— start —
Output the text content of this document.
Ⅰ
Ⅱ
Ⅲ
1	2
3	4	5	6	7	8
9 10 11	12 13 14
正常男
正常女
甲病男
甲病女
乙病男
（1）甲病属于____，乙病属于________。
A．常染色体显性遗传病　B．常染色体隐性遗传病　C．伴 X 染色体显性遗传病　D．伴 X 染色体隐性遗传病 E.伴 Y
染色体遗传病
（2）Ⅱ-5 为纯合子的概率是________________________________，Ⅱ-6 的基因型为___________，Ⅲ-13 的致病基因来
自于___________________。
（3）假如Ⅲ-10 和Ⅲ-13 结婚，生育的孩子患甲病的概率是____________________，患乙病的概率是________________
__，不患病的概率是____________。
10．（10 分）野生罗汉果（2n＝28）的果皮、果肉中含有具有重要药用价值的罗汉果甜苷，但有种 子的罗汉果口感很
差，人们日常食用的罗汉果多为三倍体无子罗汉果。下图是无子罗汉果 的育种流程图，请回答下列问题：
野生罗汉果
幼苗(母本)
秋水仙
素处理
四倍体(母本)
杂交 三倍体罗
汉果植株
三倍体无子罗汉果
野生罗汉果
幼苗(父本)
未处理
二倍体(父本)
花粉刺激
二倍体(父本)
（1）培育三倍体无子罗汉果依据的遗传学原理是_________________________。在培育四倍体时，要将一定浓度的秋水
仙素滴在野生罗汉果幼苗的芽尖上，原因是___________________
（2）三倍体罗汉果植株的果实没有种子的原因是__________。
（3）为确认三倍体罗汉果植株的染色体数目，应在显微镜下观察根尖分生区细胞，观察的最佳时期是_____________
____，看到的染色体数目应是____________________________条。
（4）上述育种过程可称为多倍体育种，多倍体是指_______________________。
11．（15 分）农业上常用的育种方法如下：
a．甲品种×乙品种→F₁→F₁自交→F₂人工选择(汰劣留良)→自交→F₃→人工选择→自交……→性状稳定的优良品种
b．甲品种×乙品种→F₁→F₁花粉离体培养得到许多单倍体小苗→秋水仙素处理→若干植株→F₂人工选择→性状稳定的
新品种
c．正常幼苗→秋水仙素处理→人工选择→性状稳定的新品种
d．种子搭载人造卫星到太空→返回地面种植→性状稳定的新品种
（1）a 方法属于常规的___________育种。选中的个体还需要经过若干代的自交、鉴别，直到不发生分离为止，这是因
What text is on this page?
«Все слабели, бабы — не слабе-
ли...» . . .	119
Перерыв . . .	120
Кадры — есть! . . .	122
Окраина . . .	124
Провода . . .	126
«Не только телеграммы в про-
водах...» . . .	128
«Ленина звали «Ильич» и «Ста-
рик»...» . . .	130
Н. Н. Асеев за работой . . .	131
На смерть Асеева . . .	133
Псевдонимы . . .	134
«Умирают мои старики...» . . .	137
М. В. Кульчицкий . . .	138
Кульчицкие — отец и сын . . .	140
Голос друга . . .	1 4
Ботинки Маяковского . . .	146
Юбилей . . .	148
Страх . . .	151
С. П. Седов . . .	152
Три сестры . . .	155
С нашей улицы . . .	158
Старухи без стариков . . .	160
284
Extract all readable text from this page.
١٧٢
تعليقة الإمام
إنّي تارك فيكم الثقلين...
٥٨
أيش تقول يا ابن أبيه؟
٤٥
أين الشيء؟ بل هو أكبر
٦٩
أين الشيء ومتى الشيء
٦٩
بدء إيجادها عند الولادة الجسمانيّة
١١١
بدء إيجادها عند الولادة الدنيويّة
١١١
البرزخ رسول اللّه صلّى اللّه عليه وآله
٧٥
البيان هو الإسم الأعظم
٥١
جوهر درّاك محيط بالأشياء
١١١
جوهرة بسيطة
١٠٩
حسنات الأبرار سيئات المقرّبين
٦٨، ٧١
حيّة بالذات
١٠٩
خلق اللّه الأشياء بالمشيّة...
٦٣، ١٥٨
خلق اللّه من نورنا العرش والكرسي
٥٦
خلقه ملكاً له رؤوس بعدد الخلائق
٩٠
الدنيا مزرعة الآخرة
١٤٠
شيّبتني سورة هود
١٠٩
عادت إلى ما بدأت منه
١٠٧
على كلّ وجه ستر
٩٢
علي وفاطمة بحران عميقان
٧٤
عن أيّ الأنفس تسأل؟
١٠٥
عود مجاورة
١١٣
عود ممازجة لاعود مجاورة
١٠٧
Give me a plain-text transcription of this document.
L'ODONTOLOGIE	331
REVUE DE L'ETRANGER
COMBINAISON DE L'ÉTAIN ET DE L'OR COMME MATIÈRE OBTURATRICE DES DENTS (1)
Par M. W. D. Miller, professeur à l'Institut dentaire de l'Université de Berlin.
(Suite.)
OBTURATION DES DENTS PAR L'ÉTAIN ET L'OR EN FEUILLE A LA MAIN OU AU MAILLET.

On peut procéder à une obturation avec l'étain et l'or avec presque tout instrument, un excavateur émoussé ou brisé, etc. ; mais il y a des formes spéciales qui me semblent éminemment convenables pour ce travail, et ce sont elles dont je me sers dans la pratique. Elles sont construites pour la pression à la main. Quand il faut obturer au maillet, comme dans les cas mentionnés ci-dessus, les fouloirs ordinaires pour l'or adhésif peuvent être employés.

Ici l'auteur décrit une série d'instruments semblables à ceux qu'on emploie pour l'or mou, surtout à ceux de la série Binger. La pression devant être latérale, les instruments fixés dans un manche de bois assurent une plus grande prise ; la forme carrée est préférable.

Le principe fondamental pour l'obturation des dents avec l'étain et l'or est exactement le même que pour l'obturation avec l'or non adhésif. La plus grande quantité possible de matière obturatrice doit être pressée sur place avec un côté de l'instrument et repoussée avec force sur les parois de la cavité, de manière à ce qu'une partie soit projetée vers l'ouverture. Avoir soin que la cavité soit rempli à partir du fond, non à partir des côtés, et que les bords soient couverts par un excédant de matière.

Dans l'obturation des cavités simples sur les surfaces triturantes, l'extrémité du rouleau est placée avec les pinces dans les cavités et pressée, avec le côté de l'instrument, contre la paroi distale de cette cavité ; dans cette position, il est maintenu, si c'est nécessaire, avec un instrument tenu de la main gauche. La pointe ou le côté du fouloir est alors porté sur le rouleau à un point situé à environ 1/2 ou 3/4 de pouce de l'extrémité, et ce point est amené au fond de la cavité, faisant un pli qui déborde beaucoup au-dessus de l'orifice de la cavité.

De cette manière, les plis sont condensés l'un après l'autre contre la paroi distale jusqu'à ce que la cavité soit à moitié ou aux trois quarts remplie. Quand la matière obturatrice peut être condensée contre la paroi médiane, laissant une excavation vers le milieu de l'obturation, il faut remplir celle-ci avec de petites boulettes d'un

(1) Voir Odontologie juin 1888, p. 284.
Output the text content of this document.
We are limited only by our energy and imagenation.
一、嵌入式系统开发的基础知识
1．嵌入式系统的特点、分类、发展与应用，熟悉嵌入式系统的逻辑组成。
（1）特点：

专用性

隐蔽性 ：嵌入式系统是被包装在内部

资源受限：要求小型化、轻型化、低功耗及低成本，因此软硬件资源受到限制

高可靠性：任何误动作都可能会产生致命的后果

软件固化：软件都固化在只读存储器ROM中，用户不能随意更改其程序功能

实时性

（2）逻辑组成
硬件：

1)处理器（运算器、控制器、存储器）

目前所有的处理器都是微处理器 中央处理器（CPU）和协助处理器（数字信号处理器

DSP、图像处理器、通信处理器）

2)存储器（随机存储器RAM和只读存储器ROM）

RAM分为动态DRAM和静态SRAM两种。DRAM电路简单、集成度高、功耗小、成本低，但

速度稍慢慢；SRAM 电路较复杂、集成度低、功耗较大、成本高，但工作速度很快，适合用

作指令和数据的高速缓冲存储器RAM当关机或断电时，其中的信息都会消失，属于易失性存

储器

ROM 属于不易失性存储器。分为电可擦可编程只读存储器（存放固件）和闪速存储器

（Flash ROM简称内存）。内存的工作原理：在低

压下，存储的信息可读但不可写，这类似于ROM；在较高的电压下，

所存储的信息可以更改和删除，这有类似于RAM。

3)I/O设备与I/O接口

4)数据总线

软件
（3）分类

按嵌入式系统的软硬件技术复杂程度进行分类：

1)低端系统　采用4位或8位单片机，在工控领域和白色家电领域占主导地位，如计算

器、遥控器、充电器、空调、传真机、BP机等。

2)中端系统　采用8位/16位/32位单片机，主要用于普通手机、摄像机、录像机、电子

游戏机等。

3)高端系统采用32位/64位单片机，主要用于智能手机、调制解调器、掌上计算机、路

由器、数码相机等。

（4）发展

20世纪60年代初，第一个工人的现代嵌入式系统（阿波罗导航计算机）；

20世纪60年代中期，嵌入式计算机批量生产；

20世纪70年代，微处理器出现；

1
— end —
The task – Gather all lines of the records that include the word "الولادة".

Correct answer –
بدء إيجادها عند الولادة الجسمانيّة
بدء إيجادها عند الولادة الدنيويّة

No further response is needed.